(Stored data)
* Begin *

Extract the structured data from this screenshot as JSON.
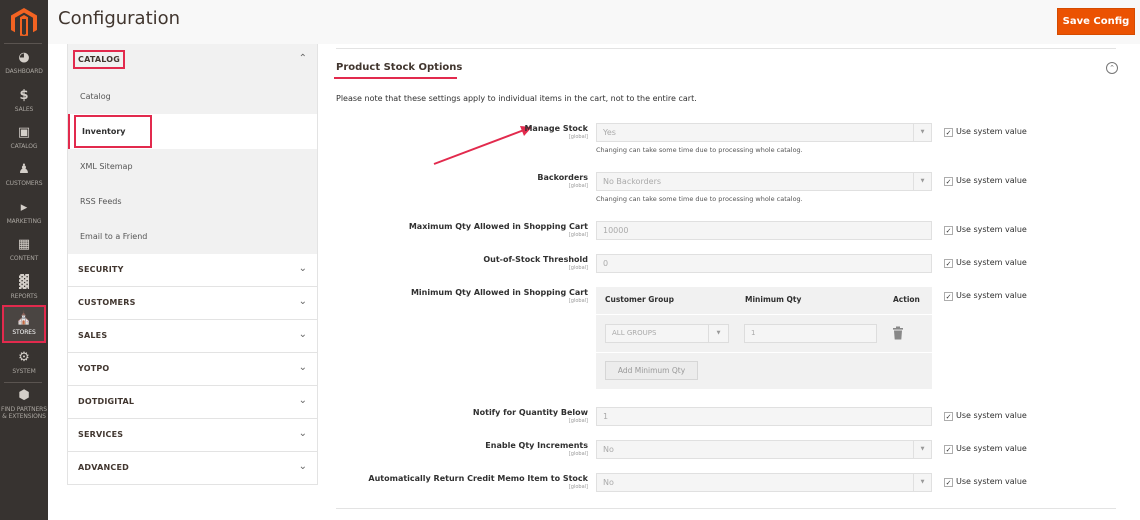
{
  "admin_nav": {
    "items": [
      {
        "label": "Dashboard",
        "icon": "dashboard-icon"
      },
      {
        "label": "Sales",
        "icon": "dollar-icon"
      },
      {
        "label": "Catalog",
        "icon": "box-icon"
      },
      {
        "label": "Customers",
        "icon": "person-icon"
      },
      {
        "label": "Marketing",
        "icon": "megaphone-icon"
      },
      {
        "label": "Content",
        "icon": "layout-icon"
      },
      {
        "label": "Reports",
        "icon": "bar-chart-icon"
      },
      {
        "label": "Stores",
        "icon": "storefront-icon",
        "active": true
      },
      {
        "label": "System",
        "icon": "gear-icon"
      },
      {
        "label": "Find Partners & Extensions",
        "icon": "cube-icon"
      }
    ]
  },
  "header": {
    "title": "Configuration",
    "save_label": "Save Config",
    "accent": "#eb5202"
  },
  "config_nav": {
    "open_tab": {
      "title": "CATALOG",
      "items": [
        "Catalog",
        "Inventory",
        "XML Sitemap",
        "RSS Feeds",
        "Email to a Friend"
      ],
      "active_item": "Inventory"
    },
    "tabs": [
      "SECURITY",
      "CUSTOMERS",
      "SALES",
      "YOTPO",
      "DOTDIGITAL",
      "SERVICES",
      "ADVANCED"
    ]
  },
  "section": {
    "title": "Product Stock Options",
    "note": "Please note that these settings apply to individual items in the cart, not to the entire cart.",
    "use_system_label": "Use system value",
    "scope": "[global]",
    "fields": [
      {
        "label": "Manage Stock",
        "value": "Yes",
        "type": "select",
        "hint": "Changing can take some time due to processing whole catalog.",
        "use_system": true
      },
      {
        "label": "Backorders",
        "value": "No Backorders",
        "type": "select",
        "hint": "Changing can take some time due to processing whole catalog.",
        "use_system": true
      },
      {
        "label": "Maximum Qty Allowed in Shopping Cart",
        "value": "10000",
        "type": "input",
        "use_system": true
      },
      {
        "label": "Out-of-Stock Threshold",
        "value": "0",
        "type": "input",
        "use_system": true
      },
      {
        "label": "Minimum Qty Allowed in Shopping Cart",
        "type": "table",
        "use_system": true
      },
      {
        "label": "Notify for Quantity Below",
        "value": "1",
        "type": "input",
        "use_system": true
      },
      {
        "label": "Enable Qty Increments",
        "value": "No",
        "type": "select",
        "use_system": true
      },
      {
        "label": "Automatically Return Credit Memo Item to Stock",
        "value": "No",
        "type": "select",
        "use_system": true
      }
    ],
    "min_qty_table": {
      "headers": [
        "Customer Group",
        "Minimum Qty",
        "Action"
      ],
      "rows": [
        {
          "group": "ALL GROUPS",
          "qty": "1"
        }
      ],
      "add_label": "Add Minimum Qty"
    }
  },
  "highlight_color": "#e22a4d"
}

* End *

WRITTEN REQUEST:
Pictures are not part of the copy; output everything else in the records exactly.

RESULT OF THIS EXERCISE:
Extract the structured data from this screenshot as JSON.
{
  "admin_nav": {
    "items": [
      {
        "label": "Dashboard",
        "icon": "dashboard-icon"
      },
      {
        "label": "Sales",
        "icon": "dollar-icon"
      },
      {
        "label": "Catalog",
        "icon": "box-icon"
      },
      {
        "label": "Customers",
        "icon": "person-icon"
      },
      {
        "label": "Marketing",
        "icon": "megaphone-icon"
      },
      {
        "label": "Content",
        "icon": "layout-icon"
      },
      {
        "label": "Reports",
        "icon": "bar-chart-icon"
      },
      {
        "label": "Stores",
        "icon": "storefront-icon",
        "active": true
      },
      {
        "label": "System",
        "icon": "gear-icon"
      },
      {
        "label": "Find Partners & Extensions",
        "icon": "cube-icon"
      }
    ]
  },
  "header": {
    "title": "Configuration",
    "save_label": "Save Config",
    "accent": "#eb5202"
  },
  "config_nav": {
    "open_tab": {
      "title": "CATALOG",
      "items": [
        "Catalog",
        "Inventory",
        "XML Sitemap",
        "RSS Feeds",
        "Email to a Friend"
      ],
      "active_item": "Inventory"
    },
    "tabs": [
      "SECURITY",
      "CUSTOMERS",
      "SALES",
      "YOTPO",
      "DOTDIGITAL",
      "SERVICES",
      "ADVANCED"
    ]
  },
  "section": {
    "title": "Product Stock Options",
    "note": "Please note that these settings apply to individual items in the cart, not to the entire cart.",
    "use_system_label": "Use system value",
    "scope": "[global]",
    "fields": [
      {
        "label": "Manage Stock",
        "value": "Yes",
        "type": "select",
        "hint": "Changing can take some time due to processing whole catalog.",
        "use_system": true
      },
      {
        "label": "Backorders",
        "value": "No Backorders",
        "type": "select",
        "hint": "Changing can take some time due to processing whole catalog.",
        "use_system": true
      },
      {
        "label": "Maximum Qty Allowed in Shopping Cart",
        "value": "10000",
        "type": "input",
        "use_system": true
      },
      {
        "label": "Out-of-Stock Threshold",
        "value": "0",
        "type": "input",
        "use_system": true
      },
      {
        "label": "Minimum Qty Allowed in Shopping Cart",
        "type": "table",
        "use_system": true
      },
      {
        "label": "Notify for Quantity Below",
        "value": "1",
        "type": "input",
        "use_system": true
      },
      {
        "label": "Enable Qty Increments",
        "value": "No",
        "type": "select",
        "use_system": true
      },
      {
        "label": "Automatically Return Credit Memo Item to Stock",
        "value": "No",
        "type": "select",
        "use_system": true
      }
    ],
    "min_qty_table": {
      "headers": [
        "Customer Group",
        "Minimum Qty",
        "Action"
      ],
      "rows": [
        {
          "group": "ALL GROUPS",
          "qty": "1"
        }
      ],
      "add_label": "Add Minimum Qty"
    }
  },
  "highlight_color": "#e22a4d"
}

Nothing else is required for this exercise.